─── The data ───
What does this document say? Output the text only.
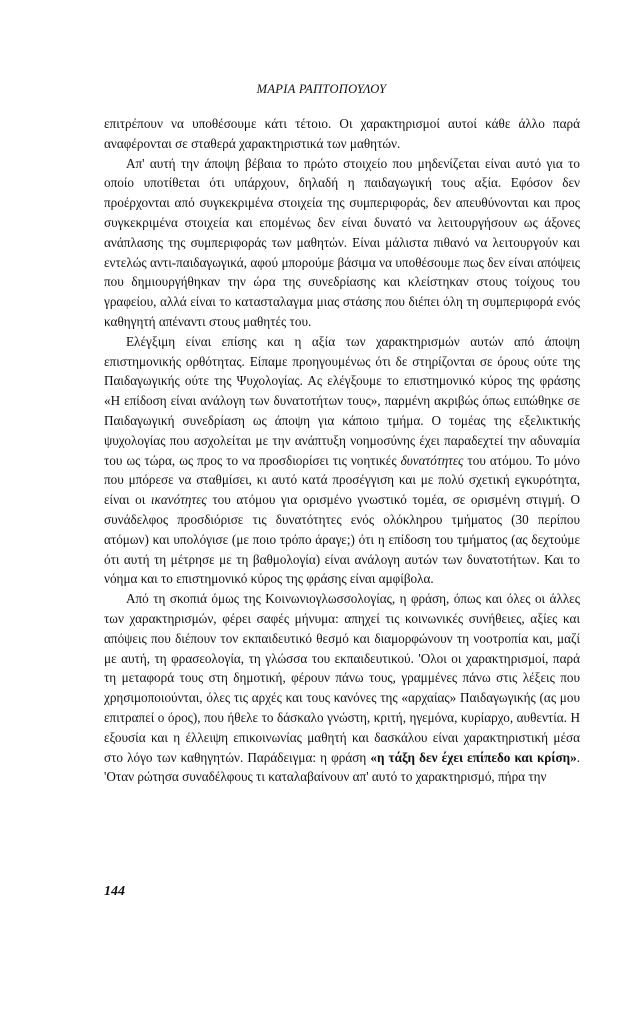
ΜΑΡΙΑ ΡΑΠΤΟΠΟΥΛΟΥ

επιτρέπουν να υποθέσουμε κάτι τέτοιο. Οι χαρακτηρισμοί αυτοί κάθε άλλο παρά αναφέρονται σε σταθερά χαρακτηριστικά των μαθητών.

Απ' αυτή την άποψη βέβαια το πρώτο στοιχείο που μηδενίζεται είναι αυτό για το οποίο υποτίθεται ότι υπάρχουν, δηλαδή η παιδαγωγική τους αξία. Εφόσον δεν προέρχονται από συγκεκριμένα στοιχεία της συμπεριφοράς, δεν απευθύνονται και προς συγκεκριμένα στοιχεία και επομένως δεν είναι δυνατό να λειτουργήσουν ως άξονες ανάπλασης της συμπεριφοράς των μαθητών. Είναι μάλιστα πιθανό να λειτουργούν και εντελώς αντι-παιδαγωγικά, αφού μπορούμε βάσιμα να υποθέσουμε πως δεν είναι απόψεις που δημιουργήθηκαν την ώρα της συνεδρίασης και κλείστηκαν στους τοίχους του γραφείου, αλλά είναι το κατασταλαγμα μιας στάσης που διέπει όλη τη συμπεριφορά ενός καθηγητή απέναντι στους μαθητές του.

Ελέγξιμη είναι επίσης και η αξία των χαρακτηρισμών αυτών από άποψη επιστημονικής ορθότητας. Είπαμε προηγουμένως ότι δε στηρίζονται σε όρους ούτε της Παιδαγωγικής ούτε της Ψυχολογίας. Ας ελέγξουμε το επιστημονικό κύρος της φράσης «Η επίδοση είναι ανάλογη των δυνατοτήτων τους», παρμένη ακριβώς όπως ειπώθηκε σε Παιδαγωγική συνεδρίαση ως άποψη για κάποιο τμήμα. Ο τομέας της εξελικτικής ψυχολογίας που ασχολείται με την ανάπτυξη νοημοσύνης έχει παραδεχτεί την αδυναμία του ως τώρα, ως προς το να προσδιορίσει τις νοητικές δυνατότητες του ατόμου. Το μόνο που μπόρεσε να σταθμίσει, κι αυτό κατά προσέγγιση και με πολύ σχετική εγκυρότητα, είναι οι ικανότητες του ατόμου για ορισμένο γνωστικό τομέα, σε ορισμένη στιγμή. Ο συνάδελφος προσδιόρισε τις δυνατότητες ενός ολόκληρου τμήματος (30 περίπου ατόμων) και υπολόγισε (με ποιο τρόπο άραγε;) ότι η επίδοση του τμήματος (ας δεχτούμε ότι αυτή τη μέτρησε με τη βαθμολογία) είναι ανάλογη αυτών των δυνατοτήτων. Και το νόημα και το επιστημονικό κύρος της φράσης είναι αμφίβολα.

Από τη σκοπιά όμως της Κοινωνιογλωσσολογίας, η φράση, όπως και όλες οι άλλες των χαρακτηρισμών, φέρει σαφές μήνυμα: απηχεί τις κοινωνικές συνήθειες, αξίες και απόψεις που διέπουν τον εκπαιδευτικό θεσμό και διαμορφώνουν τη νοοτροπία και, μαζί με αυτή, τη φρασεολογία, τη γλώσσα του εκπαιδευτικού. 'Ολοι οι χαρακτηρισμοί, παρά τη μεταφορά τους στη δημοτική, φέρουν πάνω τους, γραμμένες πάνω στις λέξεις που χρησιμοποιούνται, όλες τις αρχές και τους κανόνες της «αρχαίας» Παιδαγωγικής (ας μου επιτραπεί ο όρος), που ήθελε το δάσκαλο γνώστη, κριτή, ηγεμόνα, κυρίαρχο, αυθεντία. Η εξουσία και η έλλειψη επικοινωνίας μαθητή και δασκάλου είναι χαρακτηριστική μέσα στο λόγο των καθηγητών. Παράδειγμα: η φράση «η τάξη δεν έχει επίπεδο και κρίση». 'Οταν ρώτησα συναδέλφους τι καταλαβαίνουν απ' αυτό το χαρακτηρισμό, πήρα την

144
───
*Your goal*
Using the listing, collect all lines in which the string "παρά" is found.

*Answer below*
επιτρέπουν να υποθέσουμε κάτι τέτοιο. Οι χαρακτηρισμοί αυτοί κάθε άλλο παρά αναφέρονται σε σταθερά χαρακτηριστικά των μαθητών.
Από τη σκοπιά όμως της Κοινωνιογλωσσολογίας, η φράση, όπως και όλες οι άλλες των χαρακτηρισμών, φέρει σαφές μήνυμα: απηχεί τις κοινωνικές συνήθειες, αξίες και απόψεις που διέπουν τον εκπαιδευτικό θεσμό και διαμορφώνουν τη νοοτροπία και, μαζί με αυτή, τη φρασεολογία, τη γλώσσα του εκπαιδευτικού. 'Ολοι οι χαρακτηρισμοί, παρά τη μεταφορά τους στη δημοτική, φέρουν πάνω τους, γραμμένες πάνω στις λέξεις που χρησιμοποιούνται, όλες τις αρχές και τους κανόνες της «αρχαίας» Παιδαγωγικής (ας μου επιτραπεί ο όρος), που ήθελε το δάσκαλο γνώστη, κριτή, ηγεμόνα, κυρίαρχο, αυθεντία. Η εξουσία και η έλλειψη επικοινωνίας μαθητή και δασκάλου είναι χαρακτηριστική μέσα στο λόγο των καθηγητών. Παράδειγμα: η φράση «η τάξη δεν έχει επίπεδο και κρίση». 'Οταν ρώτησα συναδέλφους τι καταλαβαίνουν απ' αυτό το χαρακτηρισμό, πήρα την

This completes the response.